Starting at the top line, return each entry word for word.

Items from a data source:
========

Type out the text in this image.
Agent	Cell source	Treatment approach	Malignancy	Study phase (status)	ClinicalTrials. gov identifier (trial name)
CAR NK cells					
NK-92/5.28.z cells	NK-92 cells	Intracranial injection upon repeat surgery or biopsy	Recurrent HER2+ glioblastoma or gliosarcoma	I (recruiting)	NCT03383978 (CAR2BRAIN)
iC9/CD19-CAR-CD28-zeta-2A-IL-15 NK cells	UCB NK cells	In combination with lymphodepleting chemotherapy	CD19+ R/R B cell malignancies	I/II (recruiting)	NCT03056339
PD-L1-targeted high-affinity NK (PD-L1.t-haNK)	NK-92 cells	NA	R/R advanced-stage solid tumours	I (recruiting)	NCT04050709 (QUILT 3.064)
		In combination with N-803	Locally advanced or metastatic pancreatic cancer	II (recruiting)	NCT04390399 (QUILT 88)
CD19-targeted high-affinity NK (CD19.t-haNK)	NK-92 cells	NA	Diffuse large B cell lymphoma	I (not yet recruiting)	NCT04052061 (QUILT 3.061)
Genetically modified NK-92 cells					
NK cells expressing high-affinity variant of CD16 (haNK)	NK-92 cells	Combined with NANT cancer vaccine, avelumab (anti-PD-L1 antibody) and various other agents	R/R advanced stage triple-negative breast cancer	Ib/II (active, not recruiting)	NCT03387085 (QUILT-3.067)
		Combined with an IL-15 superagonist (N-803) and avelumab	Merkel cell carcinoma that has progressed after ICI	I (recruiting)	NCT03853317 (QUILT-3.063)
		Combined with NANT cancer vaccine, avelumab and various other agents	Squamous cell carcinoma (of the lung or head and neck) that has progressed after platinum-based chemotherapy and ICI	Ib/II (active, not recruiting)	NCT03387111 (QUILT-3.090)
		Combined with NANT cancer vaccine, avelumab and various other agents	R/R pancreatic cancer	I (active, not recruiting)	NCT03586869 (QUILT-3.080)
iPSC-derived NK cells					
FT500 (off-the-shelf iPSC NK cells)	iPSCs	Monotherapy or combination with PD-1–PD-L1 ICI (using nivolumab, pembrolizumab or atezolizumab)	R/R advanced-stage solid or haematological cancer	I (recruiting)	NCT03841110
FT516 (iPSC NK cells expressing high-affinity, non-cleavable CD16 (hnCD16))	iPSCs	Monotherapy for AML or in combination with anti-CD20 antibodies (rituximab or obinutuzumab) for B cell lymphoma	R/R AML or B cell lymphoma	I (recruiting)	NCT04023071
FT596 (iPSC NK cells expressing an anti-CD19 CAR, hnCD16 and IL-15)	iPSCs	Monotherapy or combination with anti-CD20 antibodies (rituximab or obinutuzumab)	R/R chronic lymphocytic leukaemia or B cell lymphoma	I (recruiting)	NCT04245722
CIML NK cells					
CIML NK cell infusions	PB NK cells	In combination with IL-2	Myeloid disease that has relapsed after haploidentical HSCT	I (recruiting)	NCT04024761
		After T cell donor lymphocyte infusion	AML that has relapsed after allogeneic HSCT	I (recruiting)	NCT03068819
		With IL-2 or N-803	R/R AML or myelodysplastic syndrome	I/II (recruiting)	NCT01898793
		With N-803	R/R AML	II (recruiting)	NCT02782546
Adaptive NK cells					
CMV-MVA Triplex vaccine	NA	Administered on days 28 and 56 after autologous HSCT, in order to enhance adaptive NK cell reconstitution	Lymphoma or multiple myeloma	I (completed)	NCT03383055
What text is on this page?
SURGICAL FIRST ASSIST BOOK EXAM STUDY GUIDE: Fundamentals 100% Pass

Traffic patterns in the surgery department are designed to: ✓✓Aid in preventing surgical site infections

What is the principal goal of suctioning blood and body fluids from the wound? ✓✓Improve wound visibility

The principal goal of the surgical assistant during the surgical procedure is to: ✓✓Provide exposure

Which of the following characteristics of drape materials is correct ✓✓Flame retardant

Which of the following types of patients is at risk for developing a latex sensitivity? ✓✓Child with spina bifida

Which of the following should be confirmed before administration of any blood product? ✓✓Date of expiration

========

* _RESULT FOR THIS EXERCISE_:
Type out the text in this image.
Agent	Cell source	Treatment approach	Malignancy	Study phase (status)	ClinicalTrials. gov identifier (trial name)
CAR NK cells					
NK-92/5.28.z cells	NK-92 cells	Intracranial injection upon repeat surgery or biopsy	Recurrent HER2+ glioblastoma or gliosarcoma	I (recruiting)	NCT03383978 (CAR2BRAIN)
iC9/CD19-CAR-CD28-zeta-2A-IL-15 NK cells	UCB NK cells	In combination with lymphodepleting chemotherapy	CD19+ R/R B cell malignancies	I/II (recruiting)	NCT03056339
PD-L1-targeted high-affinity NK (PD-L1.t-haNK)	NK-92 cells	NA	R/R advanced-stage solid tumours	I (recruiting)	NCT04050709 (QUILT 3.064)
		In combination with N-803	Locally advanced or metastatic pancreatic cancer	II (recruiting)	NCT04390399 (QUILT 88)
CD19-targeted high-affinity NK (CD19.t-haNK)	NK-92 cells	NA	Diffuse large B cell lymphoma	I (not yet recruiting)	NCT04052061 (QUILT 3.061)
Genetically modified NK-92 cells					
NK cells expressing high-affinity variant of CD16 (haNK)	NK-92 cells	Combined with NANT cancer vaccine, avelumab (anti-PD-L1 antibody) and various other agents	R/R advanced stage triple-negative breast cancer	Ib/II (active, not recruiting)	NCT03387085 (QUILT-3.067)
		Combined with an IL-15 superagonist (N-803) and avelumab	Merkel cell carcinoma that has progressed after ICI	I (recruiting)	NCT03853317 (QUILT-3.063)
		Combined with NANT cancer vaccine, avelumab and various other agents	Squamous cell carcinoma (of the lung or head and neck) that has progressed after platinum-based chemotherapy and ICI	Ib/II (active, not recruiting)	NCT03387111 (QUILT-3.090)
		Combined with NANT cancer vaccine, avelumab and various other agents	R/R pancreatic cancer	I (active, not recruiting)	NCT03586869 (QUILT-3.080)
iPSC-derived NK cells					
FT500 (off-the-shelf iPSC NK cells)	iPSCs	Monotherapy or combination with PD-1–PD-L1 ICI (using nivolumab, pembrolizumab or atezolizumab)	R/R advanced-stage solid or haematological cancer	I (recruiting)	NCT03841110
FT516 (iPSC NK cells expressing high-affinity, non-cleavable CD16 (hnCD16))	iPSCs	Monotherapy for AML or in combination with anti-CD20 antibodies (rituximab or obinutuzumab) for B cell lymphoma	R/R AML or B cell lymphoma	I (recruiting)	NCT04023071
FT596 (iPSC NK cells expressing an anti-CD19 CAR, hnCD16 and IL-15)	iPSCs	Monotherapy or combination with anti-CD20 antibodies (rituximab or obinutuzumab)	R/R chronic lymphocytic leukaemia or B cell lymphoma	I (recruiting)	NCT04245722
CIML NK cells					
CIML NK cell infusions	PB NK cells	In combination with IL-2	Myeloid disease that has relapsed after haploidentical HSCT	I (recruiting)	NCT04024761
		After T cell donor lymphocyte infusion	AML that has relapsed after allogeneic HSCT	I (recruiting)	NCT03068819
		With IL-2 or N-803	R/R AML or myelodysplastic syndrome	I/II (recruiting)	NCT01898793
		With N-803	R/R AML	II (recruiting)	NCT02782546
Adaptive NK cells					
CMV-MVA Triplex vaccine	NA	Administered on days 28 and 56 after autologous HSCT, in order to enhance adaptive NK cell reconstitution	Lymphoma or multiple myeloma	I (completed)	NCT03383055
What text is on this page?
SURGICAL FIRST ASSIST BOOK EXAM STUDY GUIDE: Fundamentals 100% Pass

Traffic patterns in the surgery department are designed to: ✓✓Aid in preventing surgical site infections

What is the principal goal of suctioning blood and body fluids from the wound? ✓✓Improve wound visibility

The principal goal of the surgical assistant during the surgical procedure is to: ✓✓Provide exposure

Which of the following characteristics of drape materials is correct ✓✓Flame retardant

Which of the following types of patients is at risk for developing a latex sensitivity? ✓✓Child with spina bifida

Which of the following should be confirmed before administration of any blood product? ✓✓Date of expiration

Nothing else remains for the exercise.